**What to produce**
Each line that contains the word "type" counts once; give the total for the records below and nothing else.
━━━━━ Supplied records ━━━━━
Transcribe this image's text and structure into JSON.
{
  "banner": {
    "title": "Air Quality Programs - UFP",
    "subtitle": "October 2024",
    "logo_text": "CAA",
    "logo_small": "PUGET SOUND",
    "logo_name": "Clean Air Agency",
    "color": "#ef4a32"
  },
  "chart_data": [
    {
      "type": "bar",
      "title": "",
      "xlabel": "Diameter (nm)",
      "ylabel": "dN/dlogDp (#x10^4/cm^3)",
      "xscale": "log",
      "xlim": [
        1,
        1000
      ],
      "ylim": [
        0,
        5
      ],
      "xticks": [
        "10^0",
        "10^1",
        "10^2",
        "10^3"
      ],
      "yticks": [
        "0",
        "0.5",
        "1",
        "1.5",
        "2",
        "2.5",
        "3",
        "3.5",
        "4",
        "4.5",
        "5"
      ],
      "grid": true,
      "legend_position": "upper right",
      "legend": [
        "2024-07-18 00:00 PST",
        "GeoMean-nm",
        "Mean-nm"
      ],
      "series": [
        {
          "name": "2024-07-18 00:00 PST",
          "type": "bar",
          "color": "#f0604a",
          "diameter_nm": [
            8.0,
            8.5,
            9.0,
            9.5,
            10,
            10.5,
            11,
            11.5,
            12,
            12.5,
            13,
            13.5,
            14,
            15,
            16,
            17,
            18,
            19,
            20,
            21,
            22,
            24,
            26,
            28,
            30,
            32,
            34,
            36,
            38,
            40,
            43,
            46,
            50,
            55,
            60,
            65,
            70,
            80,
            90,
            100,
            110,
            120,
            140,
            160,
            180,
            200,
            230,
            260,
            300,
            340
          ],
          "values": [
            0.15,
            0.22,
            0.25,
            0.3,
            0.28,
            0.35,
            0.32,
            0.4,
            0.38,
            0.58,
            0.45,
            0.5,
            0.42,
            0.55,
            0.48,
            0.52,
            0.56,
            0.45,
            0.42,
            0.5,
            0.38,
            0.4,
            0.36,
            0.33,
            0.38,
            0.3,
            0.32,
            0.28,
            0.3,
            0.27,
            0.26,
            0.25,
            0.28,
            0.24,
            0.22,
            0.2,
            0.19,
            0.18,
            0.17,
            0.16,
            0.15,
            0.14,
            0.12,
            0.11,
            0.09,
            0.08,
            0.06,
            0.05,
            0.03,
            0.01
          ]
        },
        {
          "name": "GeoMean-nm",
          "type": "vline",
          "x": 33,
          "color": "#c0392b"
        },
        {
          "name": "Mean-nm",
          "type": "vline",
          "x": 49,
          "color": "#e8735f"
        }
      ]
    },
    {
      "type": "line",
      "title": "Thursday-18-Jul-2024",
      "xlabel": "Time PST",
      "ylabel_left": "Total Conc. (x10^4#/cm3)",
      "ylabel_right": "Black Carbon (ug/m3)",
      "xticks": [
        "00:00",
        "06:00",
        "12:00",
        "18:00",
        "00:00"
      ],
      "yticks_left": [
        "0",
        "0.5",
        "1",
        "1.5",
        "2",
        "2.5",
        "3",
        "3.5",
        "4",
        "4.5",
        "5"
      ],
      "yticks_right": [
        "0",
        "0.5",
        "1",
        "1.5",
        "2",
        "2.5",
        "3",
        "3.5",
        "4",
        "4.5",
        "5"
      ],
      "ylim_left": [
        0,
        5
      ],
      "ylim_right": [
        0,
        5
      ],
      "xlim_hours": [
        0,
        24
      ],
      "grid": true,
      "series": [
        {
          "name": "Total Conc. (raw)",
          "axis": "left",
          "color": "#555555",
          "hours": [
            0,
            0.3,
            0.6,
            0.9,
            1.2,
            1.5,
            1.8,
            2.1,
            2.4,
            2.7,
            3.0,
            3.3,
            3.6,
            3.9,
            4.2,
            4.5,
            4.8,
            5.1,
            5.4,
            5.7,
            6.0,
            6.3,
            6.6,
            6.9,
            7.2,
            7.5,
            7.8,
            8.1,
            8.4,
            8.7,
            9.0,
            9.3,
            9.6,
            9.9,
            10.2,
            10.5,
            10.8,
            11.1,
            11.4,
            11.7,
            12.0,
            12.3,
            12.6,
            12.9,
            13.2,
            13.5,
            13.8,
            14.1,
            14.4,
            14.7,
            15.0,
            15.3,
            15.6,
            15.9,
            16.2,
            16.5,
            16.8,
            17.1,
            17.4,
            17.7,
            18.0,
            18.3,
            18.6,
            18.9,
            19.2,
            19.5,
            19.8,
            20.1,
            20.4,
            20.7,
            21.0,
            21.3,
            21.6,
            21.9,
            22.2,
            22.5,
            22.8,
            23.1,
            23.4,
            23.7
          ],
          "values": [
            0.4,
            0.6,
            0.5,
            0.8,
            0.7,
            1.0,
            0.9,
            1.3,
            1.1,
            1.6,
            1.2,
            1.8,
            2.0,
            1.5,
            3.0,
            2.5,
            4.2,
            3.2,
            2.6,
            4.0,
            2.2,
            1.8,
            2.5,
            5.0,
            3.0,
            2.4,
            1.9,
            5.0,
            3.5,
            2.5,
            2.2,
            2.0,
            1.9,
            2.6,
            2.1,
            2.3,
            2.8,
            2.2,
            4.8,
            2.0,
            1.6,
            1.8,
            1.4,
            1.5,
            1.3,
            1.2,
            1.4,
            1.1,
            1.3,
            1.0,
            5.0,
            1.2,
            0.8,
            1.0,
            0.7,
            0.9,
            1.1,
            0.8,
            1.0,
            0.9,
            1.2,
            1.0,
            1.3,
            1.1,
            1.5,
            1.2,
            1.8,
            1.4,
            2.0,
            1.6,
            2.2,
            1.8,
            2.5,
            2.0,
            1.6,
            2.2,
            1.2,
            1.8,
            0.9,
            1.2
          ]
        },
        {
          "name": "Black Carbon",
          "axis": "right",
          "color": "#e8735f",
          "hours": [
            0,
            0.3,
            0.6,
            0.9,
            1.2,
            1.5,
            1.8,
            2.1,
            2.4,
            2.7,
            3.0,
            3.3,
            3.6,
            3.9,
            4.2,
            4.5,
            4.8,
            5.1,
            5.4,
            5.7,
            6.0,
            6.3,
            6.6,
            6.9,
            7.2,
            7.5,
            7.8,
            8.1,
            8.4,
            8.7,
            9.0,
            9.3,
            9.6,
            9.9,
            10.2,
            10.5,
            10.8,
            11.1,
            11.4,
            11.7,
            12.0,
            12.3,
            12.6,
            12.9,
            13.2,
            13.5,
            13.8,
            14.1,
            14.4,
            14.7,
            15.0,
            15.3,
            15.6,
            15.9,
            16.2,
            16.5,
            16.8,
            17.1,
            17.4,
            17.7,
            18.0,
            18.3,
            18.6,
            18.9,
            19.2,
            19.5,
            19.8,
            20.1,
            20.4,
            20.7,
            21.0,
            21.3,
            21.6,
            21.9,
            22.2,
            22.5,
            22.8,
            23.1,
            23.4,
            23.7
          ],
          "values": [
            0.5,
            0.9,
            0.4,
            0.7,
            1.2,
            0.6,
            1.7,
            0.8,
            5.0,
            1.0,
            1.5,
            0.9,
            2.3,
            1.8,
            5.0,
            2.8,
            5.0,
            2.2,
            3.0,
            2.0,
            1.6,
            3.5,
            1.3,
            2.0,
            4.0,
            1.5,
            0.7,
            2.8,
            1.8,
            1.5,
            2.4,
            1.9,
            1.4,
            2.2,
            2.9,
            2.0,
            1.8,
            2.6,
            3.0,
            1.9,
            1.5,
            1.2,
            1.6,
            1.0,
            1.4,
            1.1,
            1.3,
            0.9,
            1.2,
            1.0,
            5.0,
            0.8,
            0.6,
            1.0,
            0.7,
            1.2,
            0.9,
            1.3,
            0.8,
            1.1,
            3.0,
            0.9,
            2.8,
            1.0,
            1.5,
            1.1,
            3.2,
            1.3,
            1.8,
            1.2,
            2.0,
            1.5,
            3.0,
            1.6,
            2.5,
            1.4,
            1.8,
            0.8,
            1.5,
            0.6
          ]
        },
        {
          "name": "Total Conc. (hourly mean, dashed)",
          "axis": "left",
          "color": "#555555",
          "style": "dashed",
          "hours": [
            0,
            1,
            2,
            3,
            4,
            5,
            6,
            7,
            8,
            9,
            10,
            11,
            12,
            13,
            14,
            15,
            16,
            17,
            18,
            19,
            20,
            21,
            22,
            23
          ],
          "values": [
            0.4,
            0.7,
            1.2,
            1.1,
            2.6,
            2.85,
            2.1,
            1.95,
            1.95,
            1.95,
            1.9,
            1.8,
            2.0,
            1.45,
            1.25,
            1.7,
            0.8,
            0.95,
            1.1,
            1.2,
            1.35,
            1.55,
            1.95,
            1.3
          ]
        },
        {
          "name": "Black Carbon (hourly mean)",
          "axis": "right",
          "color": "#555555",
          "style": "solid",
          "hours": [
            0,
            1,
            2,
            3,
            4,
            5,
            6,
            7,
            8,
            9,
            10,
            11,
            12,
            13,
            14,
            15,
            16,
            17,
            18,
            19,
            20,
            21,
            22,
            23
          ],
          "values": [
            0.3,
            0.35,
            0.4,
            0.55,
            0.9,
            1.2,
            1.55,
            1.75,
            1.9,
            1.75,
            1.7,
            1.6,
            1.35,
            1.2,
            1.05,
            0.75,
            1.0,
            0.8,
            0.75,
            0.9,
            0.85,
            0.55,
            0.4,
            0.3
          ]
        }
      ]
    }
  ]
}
━━━━━
**Task result**
5